* START *

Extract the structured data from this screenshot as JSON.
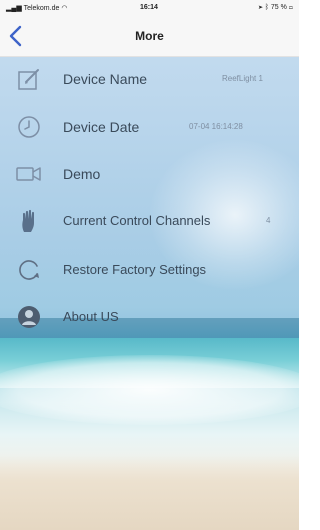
{
  "status_bar": {
    "carrier": "Telekom.de",
    "time": "16:14",
    "battery": "75 %"
  },
  "nav": {
    "title": "More",
    "back_icon": "chevron-left-icon"
  },
  "menu": [
    {
      "label": "Device Name",
      "value": "ReefLight 1",
      "icon": "edit-icon"
    },
    {
      "label": "Device Date",
      "value": "07-04 16:14:28",
      "icon": "clock-icon"
    },
    {
      "label": "Demo",
      "value": "",
      "icon": "video-camera-icon"
    },
    {
      "label": "Current Control Channels",
      "value": "4",
      "icon": "hand-icon"
    },
    {
      "label": "Restore Factory Settings",
      "value": "",
      "icon": "refresh-icon"
    },
    {
      "label": "About US",
      "value": "",
      "icon": "user-icon"
    }
  ],
  "colors": {
    "accent": "#3d63c8",
    "label": "#3a4a5a",
    "value": "#7f8fa2",
    "navbar": "#f7f7f7"
  }
}
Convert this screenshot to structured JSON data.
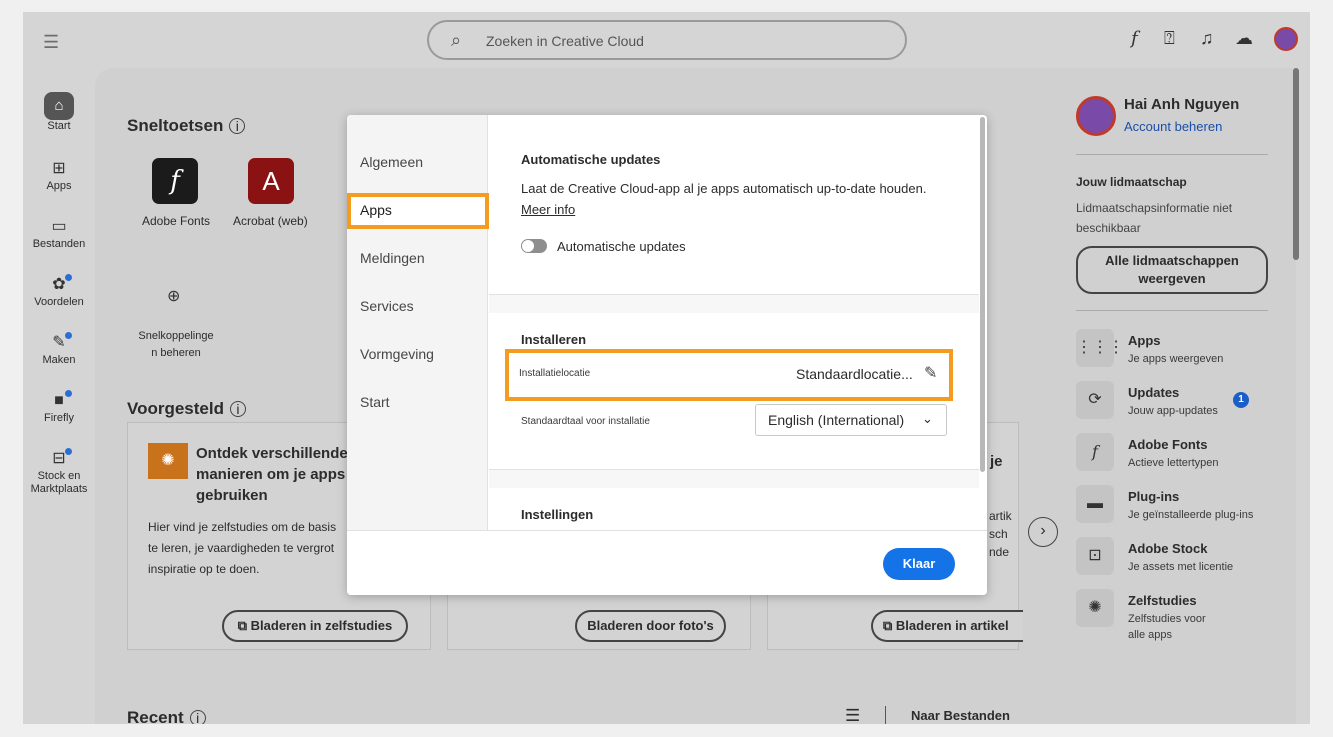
{
  "topbar": {
    "search_placeholder": "Zoeken in Creative Cloud",
    "icons": [
      "menu-icon",
      "search-icon",
      "fonts-icon",
      "help-icon",
      "bell-icon",
      "cloud-icon",
      "avatar"
    ]
  },
  "rail": [
    {
      "label": "Start",
      "icon": "home-icon"
    },
    {
      "label": "Apps",
      "icon": "apps-icon"
    },
    {
      "label": "Bestanden",
      "icon": "folder-icon"
    },
    {
      "label": "Voordelen",
      "icon": "gift-icon"
    },
    {
      "label": "Maken",
      "icon": "create-icon"
    },
    {
      "label": "Firefly",
      "icon": "firefly-icon"
    },
    {
      "label": "Stock en",
      "label2": "Marktplaats",
      "icon": "stock-icon"
    }
  ],
  "main": {
    "shortcuts_title": "Sneltoetsen",
    "apps": [
      {
        "label": "Adobe Fonts",
        "glyph": "f"
      },
      {
        "label": "Acrobat (web)",
        "glyph": "A"
      }
    ],
    "manage_label_1": "Snelkoppelinge",
    "manage_label_2": "n beheren",
    "suggested_title": "Voorgesteld",
    "card1": {
      "title_1": "Ontdek verschillende",
      "title_2": "manieren om je apps t",
      "title_3": "gebruiken",
      "body_1": "Hier vind je zelfstudies om de basis",
      "body_2": "te leren, je vaardigheden te vergrot",
      "body_3": "inspiratie op te doen.",
      "button": "Bladeren in zelfstudies"
    },
    "card2": {
      "button": "Bladeren door foto's"
    },
    "card3": {
      "title_frag": "je",
      "body_1": "artik",
      "body_2": "sch",
      "body_3": "nde",
      "button": "Bladeren in artikel"
    },
    "recent_title": "Recent",
    "to_files": "Naar Bestanden"
  },
  "right": {
    "user_name": "Hai Anh Nguyen",
    "account_link": "Account beheren",
    "membership_title": "Jouw lidmaatschap",
    "membership_text": "Lidmaatschapsinformatie niet beschikbaar",
    "membership_button": "Alle lidmaatschappen weergeven",
    "items": [
      {
        "title": "Apps",
        "sub": "Je apps weergeven",
        "icon": "grid-icon"
      },
      {
        "title": "Updates",
        "sub": "Jouw app-updates",
        "icon": "refresh-icon",
        "badge": "1"
      },
      {
        "title": "Adobe Fonts",
        "sub": "Actieve lettertypen",
        "icon": "fonts-icon"
      },
      {
        "title": "Plug-ins",
        "sub": "Je geïnstalleerde plug-ins",
        "icon": "plugin-icon"
      },
      {
        "title": "Adobe Stock",
        "sub": "Je assets met licentie",
        "icon": "stock-icon"
      },
      {
        "title": "Zelfstudies",
        "sub": "Zelfstudies voor alle apps",
        "icon": "bulb-icon"
      }
    ]
  },
  "modal": {
    "nav": [
      "Algemeen",
      "Apps",
      "Meldingen",
      "Services",
      "Vormgeving",
      "Start"
    ],
    "selected_nav": "Apps",
    "auto_updates_title": "Automatische updates",
    "auto_updates_text": "Laat de Creative Cloud-app al je apps automatisch up-to-date houden.",
    "more_info": "Meer info",
    "auto_updates_toggle": "Automatische updates",
    "auto_updates_on": false,
    "install_title": "Installeren",
    "install_location_label": "Installatielocatie",
    "install_location_value": "Standaardlocatie...",
    "default_lang_label": "Standaardtaal voor installatie",
    "default_lang_value": "English (International)",
    "settings_title": "Instellingen",
    "done_button": "Klaar"
  },
  "colors": {
    "accent": "#1473e6",
    "highlight": "#f39c20",
    "badge": "#1a5fc9"
  }
}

* END *

Instructions to follow
Identify each line in the records above containing the word "screenshot"; copy those lines.

Answer to the exercise
Extract the structured data from this screenshot as JSON.
Convert this screenshot to structured JSON data.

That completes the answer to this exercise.